Transcribe every entry word for word, but skip the images.

────────

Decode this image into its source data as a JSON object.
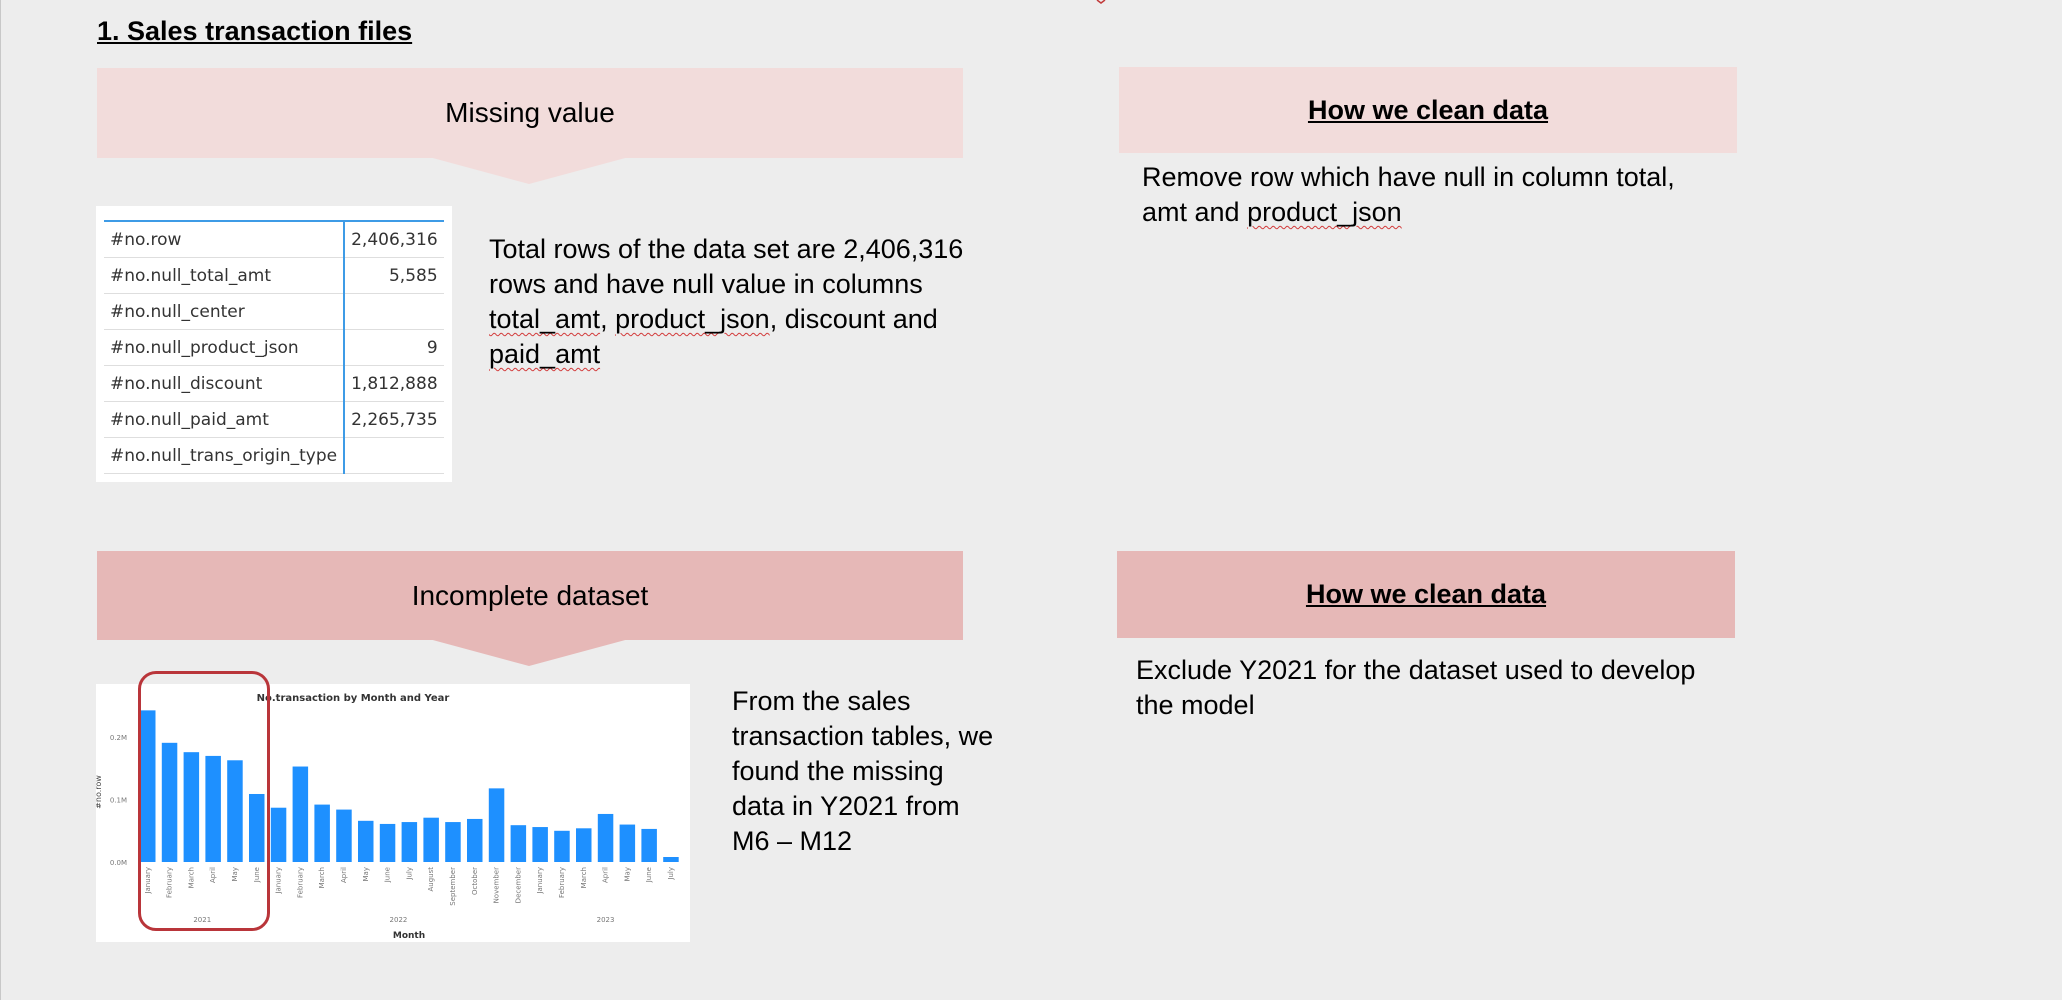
{
  "section": {
    "title": "1. Sales transaction files"
  },
  "colors": {
    "background": "#ededed",
    "callout_light": "#f2dcdb",
    "callout_dark": "#e6b8b7",
    "bar": "#1e90ff",
    "highlight_border": "#b9353a",
    "table_accent": "#3e9be6"
  },
  "missing": {
    "callout_label": "Missing value",
    "table": [
      {
        "label": "#no.row",
        "value": "2,406,316"
      },
      {
        "label": "#no.null_total_amt",
        "value": "5,585"
      },
      {
        "label": "#no.null_center",
        "value": ""
      },
      {
        "label": "#no.null_product_json",
        "value": "9"
      },
      {
        "label": "#no.null_discount",
        "value": "1,812,888"
      },
      {
        "label": "#no.null_paid_amt",
        "value": "2,265,735"
      },
      {
        "label": "#no.null_trans_origin_type",
        "value": ""
      }
    ],
    "description": {
      "line1": "Total rows of the data set are 2,406,316",
      "line2": "rows and have null value in columns",
      "line3_a": "total_amt",
      "line3_b": ", ",
      "line3_c": "product_json",
      "line3_d": ", discount and",
      "line4": "paid_amt"
    },
    "clean_heading": "How we clean data",
    "clean_text": {
      "line1": "Remove row which have null in column total,",
      "line2_a": "amt and ",
      "line2_b": "product_json"
    }
  },
  "incomplete": {
    "callout_label": "Incomplete dataset",
    "description": {
      "line1": "From the sales",
      "line2": "transaction tables, we",
      "line3": "found the missing",
      "line4": "data in Y2021 from",
      "line5": "M6 – M12"
    },
    "clean_heading": "How we clean data",
    "clean_text": {
      "line1": "Exclude Y2021 for the dataset used to develop",
      "line2": "the model"
    }
  },
  "chart_data": {
    "type": "bar",
    "title": "No.transaction by Month and Year",
    "xlabel": "Month",
    "ylabel": "#no.row",
    "yticks": [
      "0.0M",
      "0.1M",
      "0.2M"
    ],
    "ylim": [
      0,
      0.25
    ],
    "grid": false,
    "years": [
      {
        "label": "2021",
        "months": [
          "January",
          "February",
          "March",
          "April",
          "May",
          "June"
        ]
      },
      {
        "label": "2022",
        "months": [
          "January",
          "February",
          "March",
          "April",
          "May",
          "June",
          "July",
          "August",
          "September",
          "October",
          "November",
          "December"
        ]
      },
      {
        "label": "2023",
        "months": [
          "January",
          "February",
          "March",
          "April",
          "May",
          "June",
          "July"
        ]
      }
    ],
    "values": [
      0.243,
      0.191,
      0.176,
      0.17,
      0.163,
      0.109,
      0.087,
      0.153,
      0.092,
      0.084,
      0.066,
      0.061,
      0.064,
      0.071,
      0.064,
      0.069,
      0.118,
      0.059,
      0.056,
      0.05,
      0.054,
      0.077,
      0.06,
      0.053,
      0.008
    ]
  }
}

────────

Output:
Decode this image into its source data as a JSON object.
{
  "section": {
    "title": "1. Sales transaction files"
  },
  "colors": {
    "background": "#ededed",
    "callout_light": "#f2dcdb",
    "callout_dark": "#e6b8b7",
    "bar": "#1e90ff",
    "highlight_border": "#b9353a",
    "table_accent": "#3e9be6"
  },
  "missing": {
    "callout_label": "Missing value",
    "table": [
      {
        "label": "#no.row",
        "value": "2,406,316"
      },
      {
        "label": "#no.null_total_amt",
        "value": "5,585"
      },
      {
        "label": "#no.null_center",
        "value": ""
      },
      {
        "label": "#no.null_product_json",
        "value": "9"
      },
      {
        "label": "#no.null_discount",
        "value": "1,812,888"
      },
      {
        "label": "#no.null_paid_amt",
        "value": "2,265,735"
      },
      {
        "label": "#no.null_trans_origin_type",
        "value": ""
      }
    ],
    "description": {
      "line1": "Total rows of the data set are 2,406,316",
      "line2": "rows and have null value in columns",
      "line3_a": "total_amt",
      "line3_b": ", ",
      "line3_c": "product_json",
      "line3_d": ", discount and",
      "line4": "paid_amt"
    },
    "clean_heading": "How we clean data",
    "clean_text": {
      "line1": "Remove row which have null in column total,",
      "line2_a": "amt and ",
      "line2_b": "product_json"
    }
  },
  "incomplete": {
    "callout_label": "Incomplete dataset",
    "description": {
      "line1": "From the sales",
      "line2": "transaction tables, we",
      "line3": "found the missing",
      "line4": "data in Y2021 from",
      "line5": "M6 – M12"
    },
    "clean_heading": "How we clean data",
    "clean_text": {
      "line1": "Exclude Y2021 for the dataset used to develop",
      "line2": "the model"
    }
  },
  "chart_data": {
    "type": "bar",
    "title": "No.transaction by Month and Year",
    "xlabel": "Month",
    "ylabel": "#no.row",
    "yticks": [
      "0.0M",
      "0.1M",
      "0.2M"
    ],
    "ylim": [
      0,
      0.25
    ],
    "grid": false,
    "years": [
      {
        "label": "2021",
        "months": [
          "January",
          "February",
          "March",
          "April",
          "May",
          "June"
        ]
      },
      {
        "label": "2022",
        "months": [
          "January",
          "February",
          "March",
          "April",
          "May",
          "June",
          "July",
          "August",
          "September",
          "October",
          "November",
          "December"
        ]
      },
      {
        "label": "2023",
        "months": [
          "January",
          "February",
          "March",
          "April",
          "May",
          "June",
          "July"
        ]
      }
    ],
    "values": [
      0.243,
      0.191,
      0.176,
      0.17,
      0.163,
      0.109,
      0.087,
      0.153,
      0.092,
      0.084,
      0.066,
      0.061,
      0.064,
      0.071,
      0.064,
      0.069,
      0.118,
      0.059,
      0.056,
      0.05,
      0.054,
      0.077,
      0.06,
      0.053,
      0.008
    ]
  }
}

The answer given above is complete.